### [TASK DIRECTIONS]
Transcribe the listing that follows in full, omitting pictures.

### [LISTING]

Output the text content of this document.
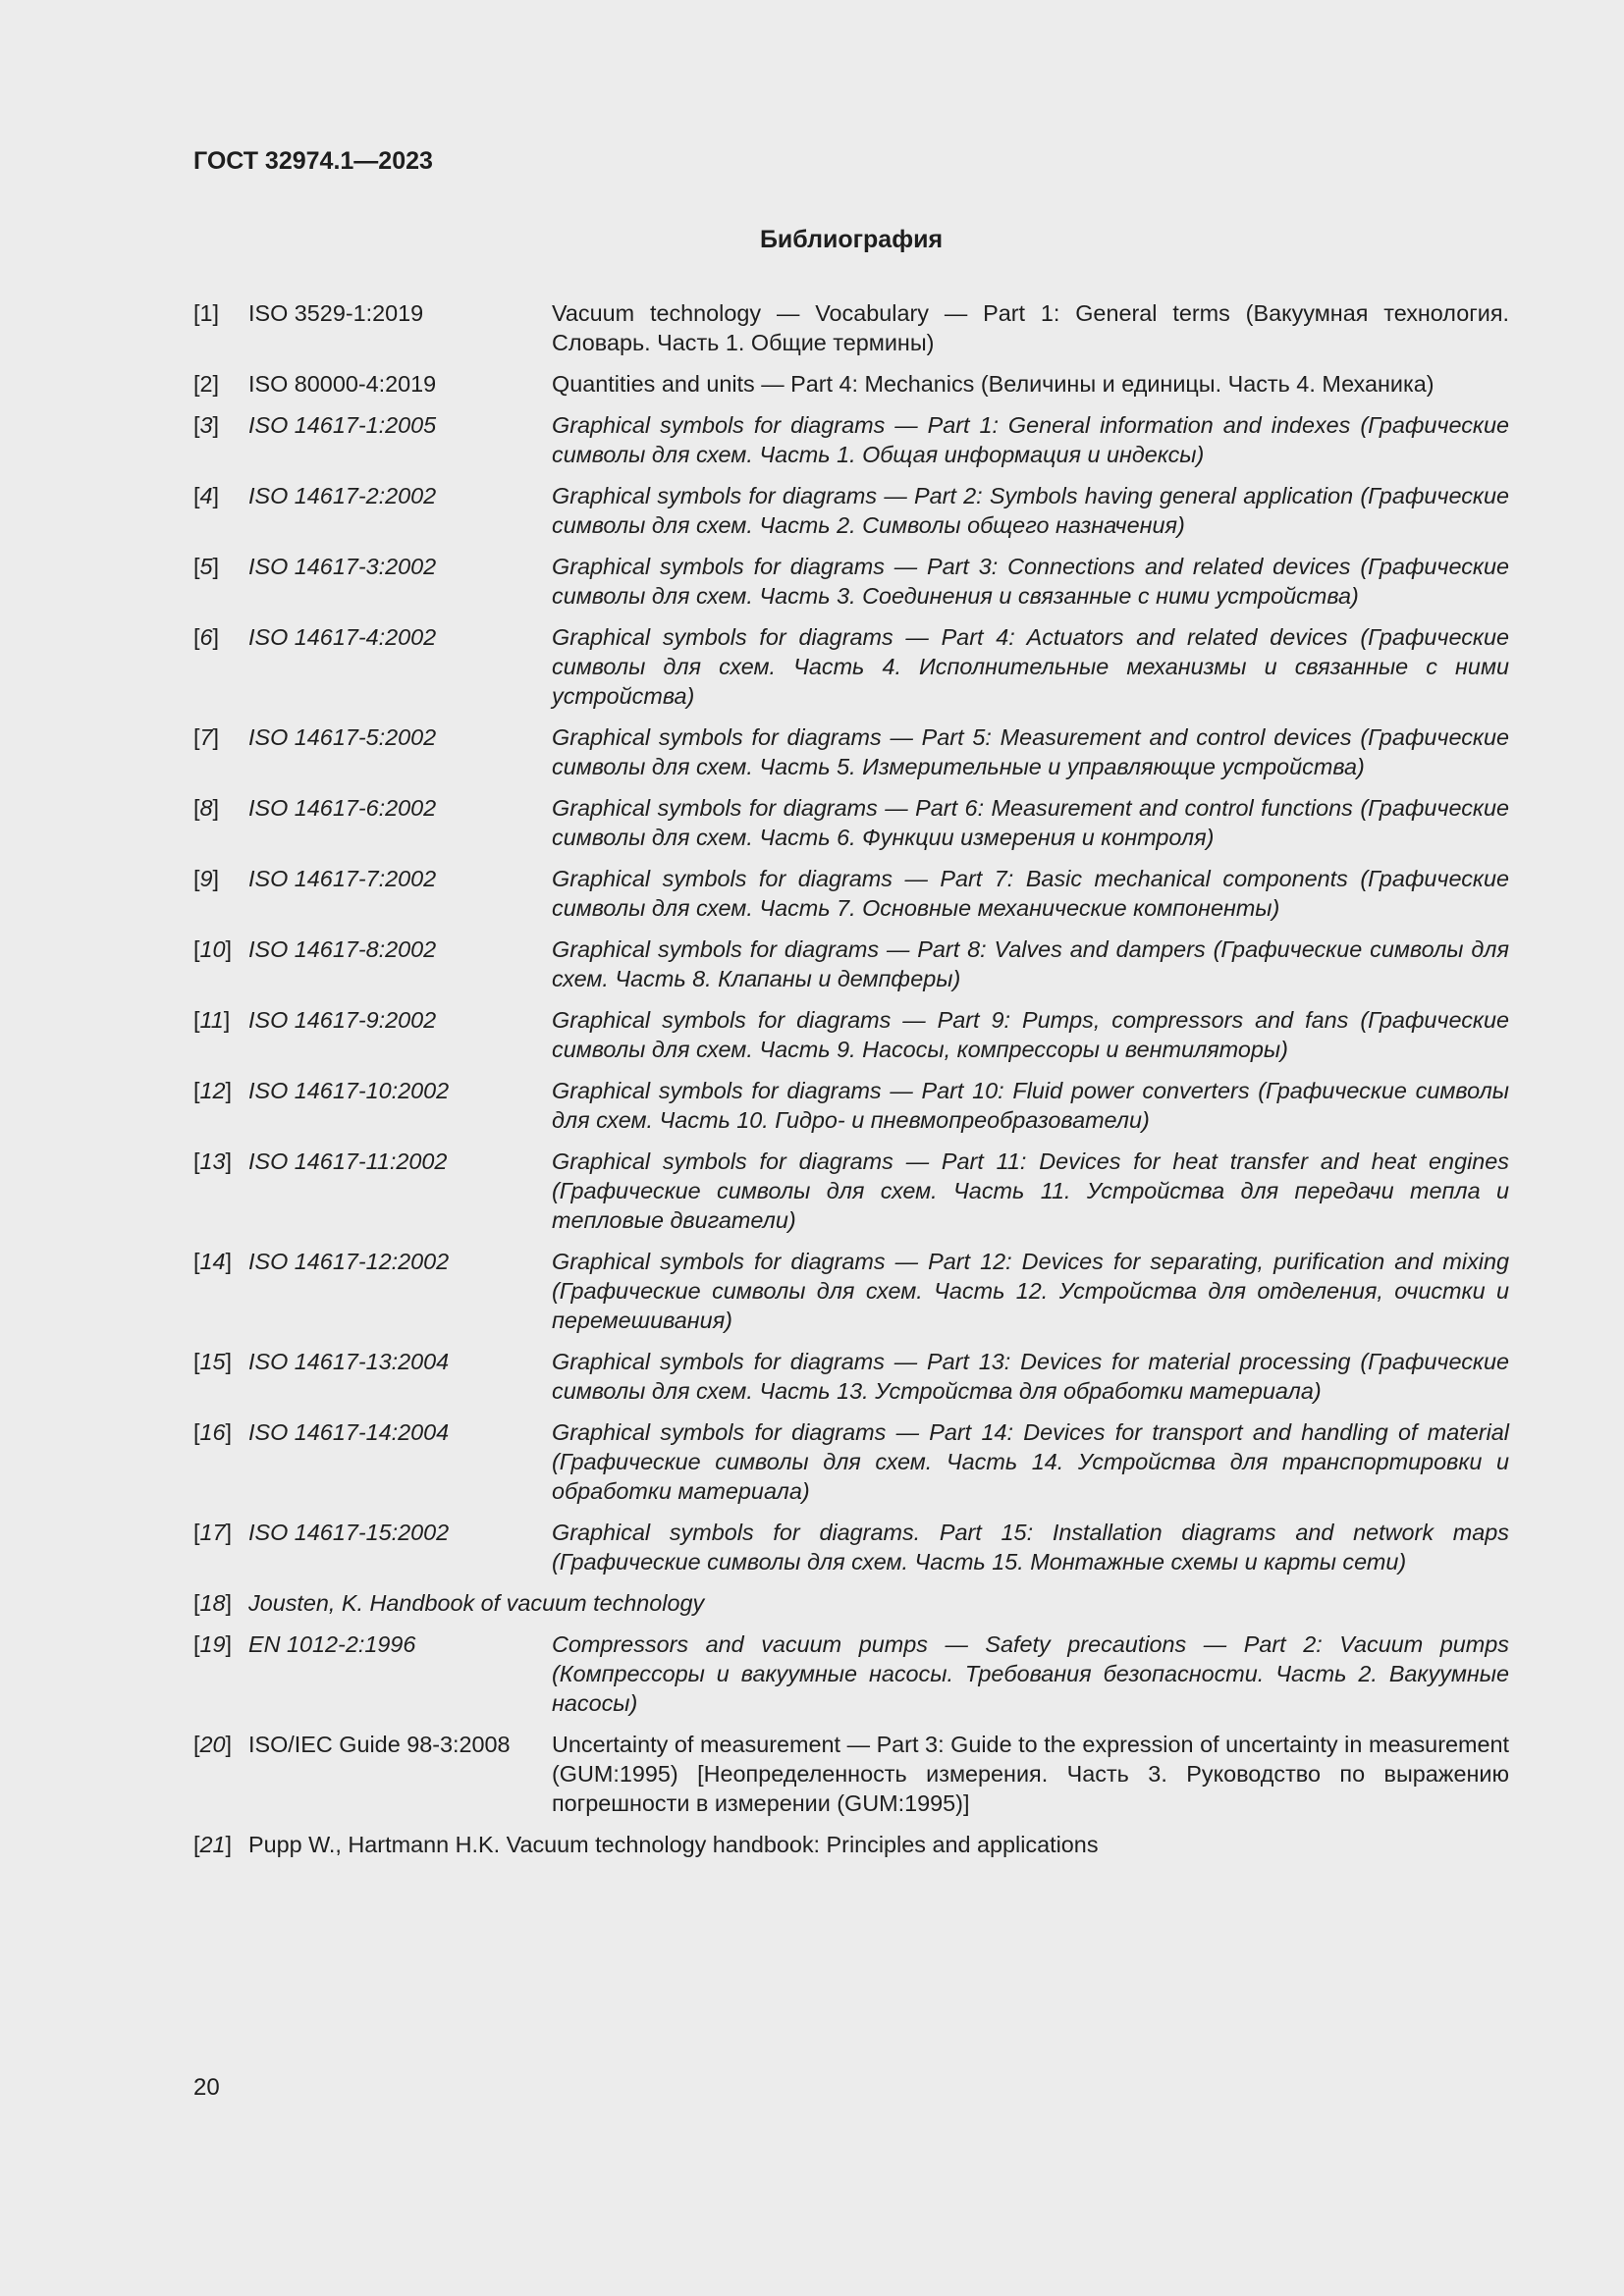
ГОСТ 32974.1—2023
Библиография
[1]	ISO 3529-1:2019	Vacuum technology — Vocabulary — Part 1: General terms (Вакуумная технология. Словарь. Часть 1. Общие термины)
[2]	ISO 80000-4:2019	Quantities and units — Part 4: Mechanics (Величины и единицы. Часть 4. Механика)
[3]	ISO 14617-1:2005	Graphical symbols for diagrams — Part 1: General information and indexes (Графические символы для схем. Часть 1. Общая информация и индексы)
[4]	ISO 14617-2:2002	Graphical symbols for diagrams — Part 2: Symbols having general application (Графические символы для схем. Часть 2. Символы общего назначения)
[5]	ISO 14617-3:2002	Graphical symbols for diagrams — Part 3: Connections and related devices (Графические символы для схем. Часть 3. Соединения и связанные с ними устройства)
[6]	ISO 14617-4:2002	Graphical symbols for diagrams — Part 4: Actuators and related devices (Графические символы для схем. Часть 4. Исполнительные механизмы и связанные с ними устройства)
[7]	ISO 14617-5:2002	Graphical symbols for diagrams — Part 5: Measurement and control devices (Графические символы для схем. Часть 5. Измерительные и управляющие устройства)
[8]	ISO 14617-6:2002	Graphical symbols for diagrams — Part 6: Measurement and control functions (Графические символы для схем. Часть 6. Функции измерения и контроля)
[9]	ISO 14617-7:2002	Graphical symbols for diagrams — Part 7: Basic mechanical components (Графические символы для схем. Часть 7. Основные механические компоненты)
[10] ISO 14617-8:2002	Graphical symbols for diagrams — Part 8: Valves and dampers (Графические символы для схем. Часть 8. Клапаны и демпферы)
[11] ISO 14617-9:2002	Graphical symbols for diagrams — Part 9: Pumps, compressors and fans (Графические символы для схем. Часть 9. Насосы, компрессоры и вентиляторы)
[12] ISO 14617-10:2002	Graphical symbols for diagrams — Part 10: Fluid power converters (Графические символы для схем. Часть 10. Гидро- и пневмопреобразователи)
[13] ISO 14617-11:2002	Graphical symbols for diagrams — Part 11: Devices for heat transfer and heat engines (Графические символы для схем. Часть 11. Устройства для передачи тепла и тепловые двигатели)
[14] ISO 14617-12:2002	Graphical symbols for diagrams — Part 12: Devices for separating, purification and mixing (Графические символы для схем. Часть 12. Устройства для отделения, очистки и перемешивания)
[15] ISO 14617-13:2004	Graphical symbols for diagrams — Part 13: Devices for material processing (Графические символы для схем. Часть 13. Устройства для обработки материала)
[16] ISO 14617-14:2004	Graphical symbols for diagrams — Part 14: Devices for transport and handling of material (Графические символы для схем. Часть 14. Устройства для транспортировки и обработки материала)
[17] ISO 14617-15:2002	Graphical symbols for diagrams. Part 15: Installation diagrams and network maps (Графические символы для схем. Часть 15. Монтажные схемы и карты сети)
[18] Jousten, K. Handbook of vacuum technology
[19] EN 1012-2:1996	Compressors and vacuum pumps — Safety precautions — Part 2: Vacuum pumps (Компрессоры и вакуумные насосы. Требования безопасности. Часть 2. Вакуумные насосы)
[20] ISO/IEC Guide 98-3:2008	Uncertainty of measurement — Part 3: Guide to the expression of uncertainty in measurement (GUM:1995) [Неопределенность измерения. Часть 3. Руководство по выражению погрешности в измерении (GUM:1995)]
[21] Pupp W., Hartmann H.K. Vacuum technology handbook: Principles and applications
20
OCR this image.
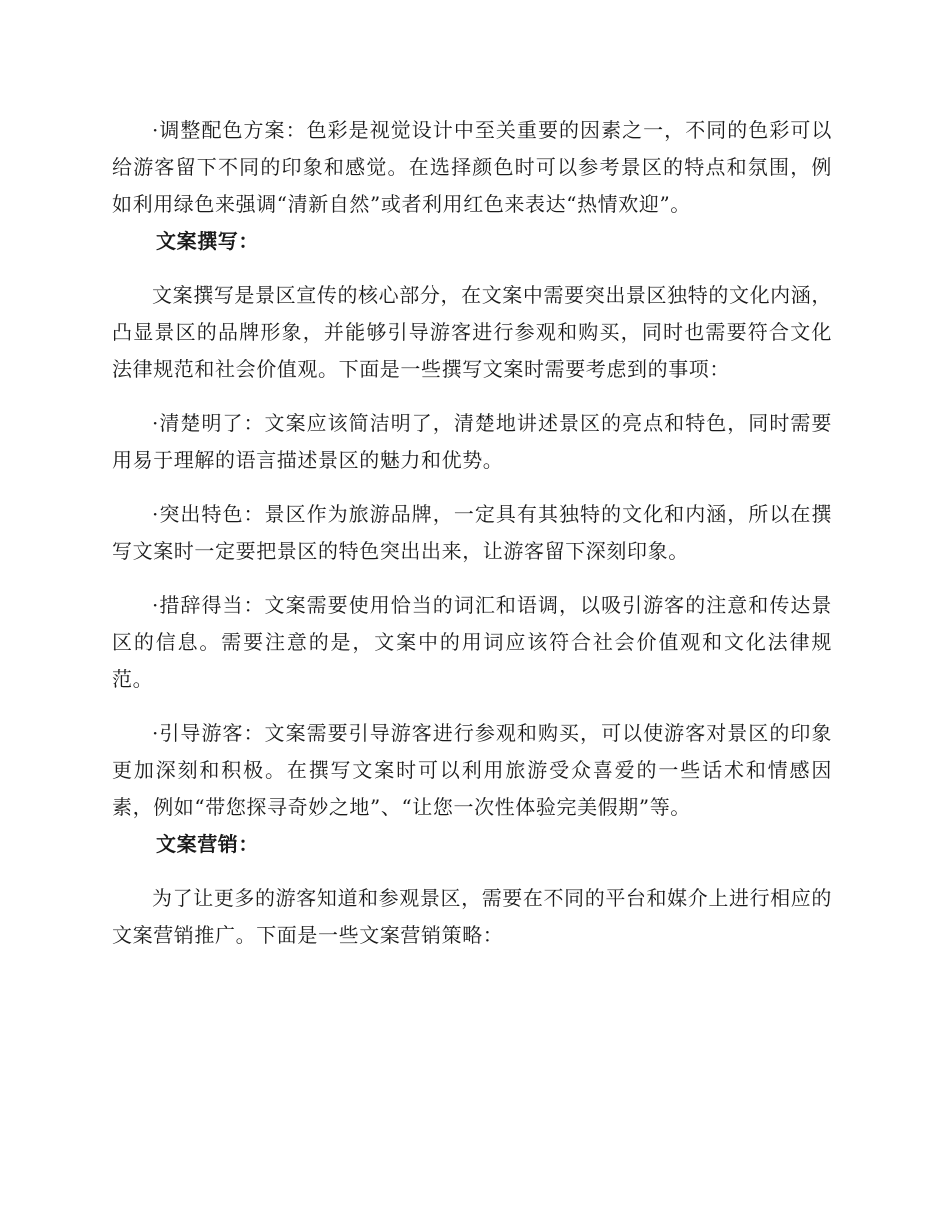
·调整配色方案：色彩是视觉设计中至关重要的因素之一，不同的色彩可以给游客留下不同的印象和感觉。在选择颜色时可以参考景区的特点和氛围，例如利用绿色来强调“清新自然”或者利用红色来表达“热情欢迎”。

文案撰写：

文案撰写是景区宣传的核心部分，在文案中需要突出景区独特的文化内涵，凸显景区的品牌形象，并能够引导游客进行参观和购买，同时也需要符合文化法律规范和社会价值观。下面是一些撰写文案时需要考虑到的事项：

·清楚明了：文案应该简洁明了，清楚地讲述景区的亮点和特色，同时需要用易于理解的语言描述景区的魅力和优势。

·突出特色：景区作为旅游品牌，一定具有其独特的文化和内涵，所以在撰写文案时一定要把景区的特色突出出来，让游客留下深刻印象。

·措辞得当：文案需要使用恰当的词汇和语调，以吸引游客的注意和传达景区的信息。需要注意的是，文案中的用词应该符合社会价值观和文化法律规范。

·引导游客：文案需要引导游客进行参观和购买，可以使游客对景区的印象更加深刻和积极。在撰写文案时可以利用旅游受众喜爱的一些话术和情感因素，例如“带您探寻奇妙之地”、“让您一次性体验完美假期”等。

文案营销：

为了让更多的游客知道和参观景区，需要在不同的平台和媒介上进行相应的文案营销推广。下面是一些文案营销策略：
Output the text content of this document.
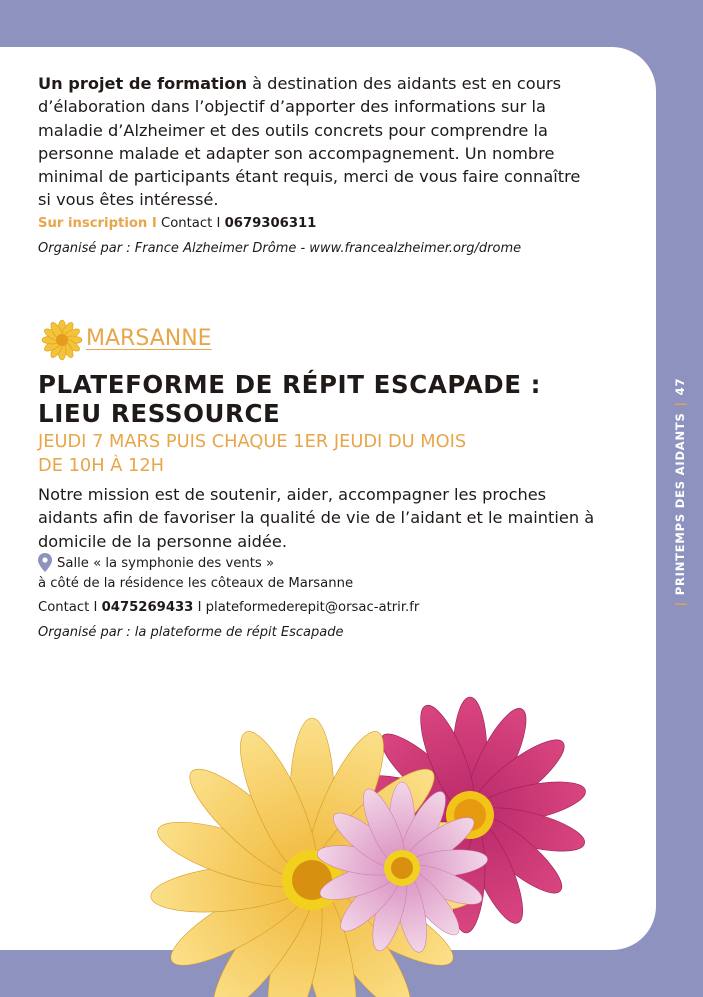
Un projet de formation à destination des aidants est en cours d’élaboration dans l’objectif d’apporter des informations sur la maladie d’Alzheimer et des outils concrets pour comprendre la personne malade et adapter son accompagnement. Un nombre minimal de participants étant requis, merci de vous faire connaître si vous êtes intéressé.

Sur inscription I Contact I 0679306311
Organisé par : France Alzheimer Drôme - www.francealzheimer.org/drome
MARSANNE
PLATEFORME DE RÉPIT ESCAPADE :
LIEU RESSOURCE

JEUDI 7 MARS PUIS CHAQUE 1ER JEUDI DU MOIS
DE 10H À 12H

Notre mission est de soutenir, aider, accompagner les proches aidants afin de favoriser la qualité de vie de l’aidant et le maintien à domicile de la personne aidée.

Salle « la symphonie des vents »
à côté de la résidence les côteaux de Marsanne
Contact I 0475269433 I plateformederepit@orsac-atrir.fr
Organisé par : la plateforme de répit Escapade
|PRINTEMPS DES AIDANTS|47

### [COMPLETED TASK]
Output the text content of this document.
ГОСТ 32974.1—2023
Библиография
[1]	ISO 3529-1:2019	Vacuum technology — Vocabulary — Part 1: General terms (Вакуумная технология. Словарь. Часть 1. Общие термины)
[2]	ISO 80000-4:2019	Quantities and units — Part 4: Mechanics (Величины и единицы. Часть 4. Механика)
[3]	ISO 14617-1:2005	Graphical symbols for diagrams — Part 1: General information and indexes (Графические символы для схем. Часть 1. Общая информация и индексы)
[4]	ISO 14617-2:2002	Graphical symbols for diagrams — Part 2: Symbols having general application (Графические символы для схем. Часть 2. Символы общего назначения)
[5]	ISO 14617-3:2002	Graphical symbols for diagrams — Part 3: Connections and related devices (Графические символы для схем. Часть 3. Соединения и связанные с ними устройства)
[6]	ISO 14617-4:2002	Graphical symbols for diagrams — Part 4: Actuators and related devices (Графические символы для схем. Часть 4. Исполнительные механизмы и связанные с ними устройства)
[7]	ISO 14617-5:2002	Graphical symbols for diagrams — Part 5: Measurement and control devices (Графические символы для схем. Часть 5. Измерительные и управляющие устройства)
[8]	ISO 14617-6:2002	Graphical symbols for diagrams — Part 6: Measurement and control functions (Графические символы для схем. Часть 6. Функции измерения и контроля)
[9]	ISO 14617-7:2002	Graphical symbols for diagrams — Part 7: Basic mechanical components (Графические символы для схем. Часть 7. Основные механические компоненты)
[10] ISO 14617-8:2002	Graphical symbols for diagrams — Part 8: Valves and dampers (Графические символы для схем. Часть 8. Клапаны и демпферы)
[11] ISO 14617-9:2002	Graphical symbols for diagrams — Part 9: Pumps, compressors and fans (Графические символы для схем. Часть 9. Насосы, компрессоры и вентиляторы)
[12] ISO 14617-10:2002	Graphical symbols for diagrams — Part 10: Fluid power converters (Графические символы для схем. Часть 10. Гидро- и пневмопреобразователи)
[13] ISO 14617-11:2002	Graphical symbols for diagrams — Part 11: Devices for heat transfer and heat engines (Графические символы для схем. Часть 11. Устройства для передачи тепла и тепловые двигатели)
[14] ISO 14617-12:2002	Graphical symbols for diagrams — Part 12: Devices for separating, purification and mixing (Графические символы для схем. Часть 12. Устройства для отделения, очистки и перемешивания)
[15] ISO 14617-13:2004	Graphical symbols for diagrams — Part 13: Devices for material processing (Графические символы для схем. Часть 13. Устройства для обработки материала)
[16] ISO 14617-14:2004	Graphical symbols for diagrams — Part 14: Devices for transport and handling of material (Графические символы для схем. Часть 14. Устройства для транспортировки и обработки материала)
[17] ISO 14617-15:2002	Graphical symbols for diagrams. Part 15: Installation diagrams and network maps (Графические символы для схем. Часть 15. Монтажные схемы и карты сети)
[18] Jousten, K. Handbook of vacuum technology
[19] EN 1012-2:1996	Compressors and vacuum pumps — Safety precautions — Part 2: Vacuum pumps (Компрессоры и вакуумные насосы. Требования безопасности. Часть 2. Вакуумные насосы)
[20] ISO/IEC Guide 98-3:2008	Uncertainty of measurement — Part 3: Guide to the expression of uncertainty in measurement (GUM:1995) [Неопределенность измерения. Часть 3. Руководство по выражению погрешности в измерении (GUM:1995)]
[21] Pupp W., Hartmann H.K. Vacuum technology handbook: Principles and applications
20
OCR this image.
·调整配色方案：色彩是视觉设计中至关重要的因素之一，不同的色彩可以给游客留下不同的印象和感觉。在选择颜色时可以参考景区的特点和氛围，例如利用绿色来强调“清新自然”或者利用红色来表达“热情欢迎”。

文案撰写：

文案撰写是景区宣传的核心部分，在文案中需要突出景区独特的文化内涵，凸显景区的品牌形象，并能够引导游客进行参观和购买，同时也需要符合文化法律规范和社会价值观。下面是一些撰写文案时需要考虑到的事项：

·清楚明了：文案应该简洁明了，清楚地讲述景区的亮点和特色，同时需要用易于理解的语言描述景区的魅力和优势。

·突出特色：景区作为旅游品牌，一定具有其独特的文化和内涵，所以在撰写文案时一定要把景区的特色突出出来，让游客留下深刻印象。

·措辞得当：文案需要使用恰当的词汇和语调，以吸引游客的注意和传达景区的信息。需要注意的是，文案中的用词应该符合社会价值观和文化法律规范。

·引导游客：文案需要引导游客进行参观和购买，可以使游客对景区的印象更加深刻和积极。在撰写文案时可以利用旅游受众喜爱的一些话术和情感因素，例如“带您探寻奇妙之地”、“让您一次性体验完美假期”等。

文案营销：

为了让更多的游客知道和参观景区，需要在不同的平台和媒介上进行相应的文案营销推广。下面是一些文案营销策略：
Output the text content of this document.
Un projet de formation à destination des aidants est en cours d’élaboration dans l’objectif d’apporter des informations sur la maladie d’Alzheimer et des outils concrets pour comprendre la personne malade et adapter son accompagnement. Un nombre minimal de participants étant requis, merci de vous faire connaître si vous êtes intéressé.

Sur inscription I Contact I 0679306311
Organisé par : France Alzheimer Drôme - www.francealzheimer.org/drome
MARSANNE
PLATEFORME DE RÉPIT ESCAPADE :
LIEU RESSOURCE

JEUDI 7 MARS PUIS CHAQUE 1ER JEUDI DU MOIS
DE 10H À 12H

Notre mission est de soutenir, aider, accompagner les proches aidants afin de favoriser la qualité de vie de l’aidant et le maintien à domicile de la personne aidée.

Salle « la symphonie des vents »
à côté de la résidence les côteaux de Marsanne
Contact I 0475269433 I plateformederepit@orsac-atrir.fr
Organisé par : la plateforme de répit Escapade
|PRINTEMPS DES AIDANTS|47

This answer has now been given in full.